- Source passage
---

In a game where it's not about finding one item that's costing you 200/month, it's about finding 200 items that are costing you $1/month, my intuition tells me they a little less trivial than that. Maybe not a lot more, and certainly not worth paying a pro to change them, but as a diyer with time on my hands, it might be worth it. I've reduced my homes power consumption from ~25000kWh/year to ~9000kWh/year with this approach.
I see the appeal in a broader sense. Reducing standby loads, air-sealing and going after the myriad of small savings makes some difference. Where I'm not sure it is worth while is in well-built new construction, where the difference between a house with insulation under several interior footings, a plastic hose-bib and some attention to the vent-outlets doesn't represent anything you would notice.
I'm also not sure I can buy your math on this one. Extrapolating from your calculations, a house with four hose-bibs would be burning through an extra 600 kWh/ a year? That just doesn't make sense.
Well, ok. I used some google Fu and I think I came up with a reasonably accurate answer for the hose bib. With a wall thickness of 35cm (ICF), brass hose bib with a thermal conductivity of 144 W/k, wall area of 0.29cm^2, and a temperature difference of 30°C, it looks like it's about 35W. Including the air inside the pipe at 25W/k, that brings it to about 46W.
Does that math seem right?
Taking things a few steps further that's in the realm of 150kWh/year here, or about half a panels worth of PV. At roughly $900/panel installed I'm gonna go ahead and say replacing the hose bib with a non frost free unit with pex pipe - which I expect to have vastly less thermal conductivity - would be worth the effort.
You need to include air film R value (which makes a big difference). Even so, you are way off. For example:
2.9E-5*144*30 = .13W-m (maybe .35W), not 35W.
https://thermtest.com/thermal-resources/conduction-calculator
I suspect your units are off, probably by at least a decimal point in the “too big” direction. Your number sounds awfully high. I just calculated this for nails through rigid foam fir another Q and A here.
You also need to account for the length of the pipe, longer pipe shows less conducted energy.
As an example, my nail conducted heat calculation was somewhere around 20 BTU/hr for 32 x1/8” diameter nails. That’s about 0.4 square inches, about 2.5 square centimeters. 20 BTU/Hr is about 5.9 Watt*hr, or 4.25kwh per month. Not much.
Insulate a few feet of the indoor portion of the pipe and you’ll drop the heat loss more.
Bill
Do you live somewhere where it ever freezes?

---

- Collected material
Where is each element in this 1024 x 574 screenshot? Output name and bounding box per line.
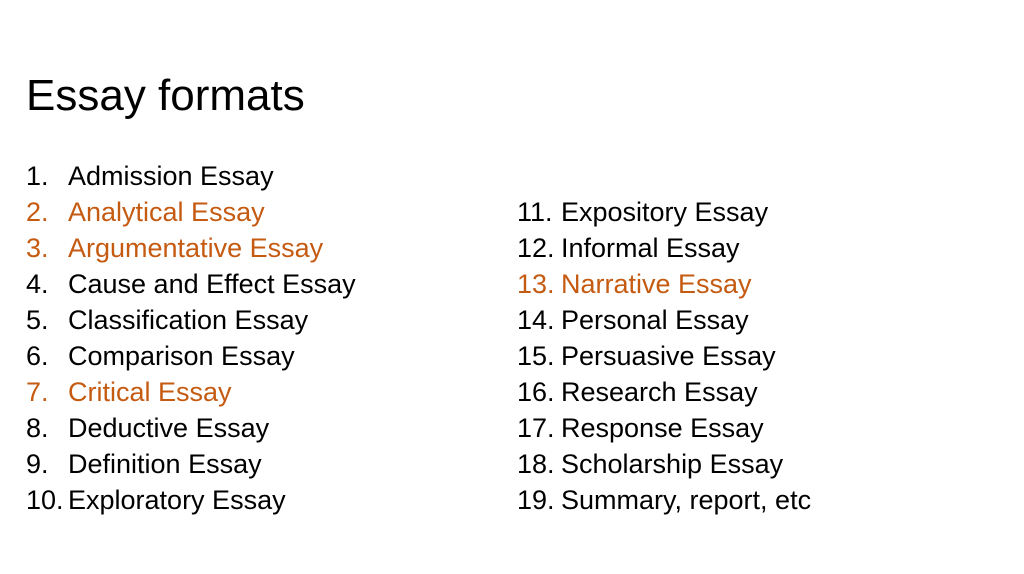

---

- List of tasks
a: Answer these questions from the hose bib heat-loss thread:
(i) From and to what yearly figure did the first writer cut the home's power use?
(ii) What wall thickness was used in the hose bib calculation?
(iii) Roughly what does one installed PV panel cost?
b: In the hose bib heat-loss thread, the paragraph beginning "Well, ok." gives several figures that go into the calculation. List every one of them.
The listing isn't needed for these tasks.

- Response list
a:
(i) From about 25000 kWh/year to about 9000 kWh/year.
(ii) 35cm (ICF).
(iii) Roughly $900.

b:
- Wall thickness of 35cm (ICF)
- Thermal conductivity of the brass hose bib: 144 W/k
- Wall area of 0.29cm^2
- Temperature difference of 30°C
- Air inside the pipe at 25W/k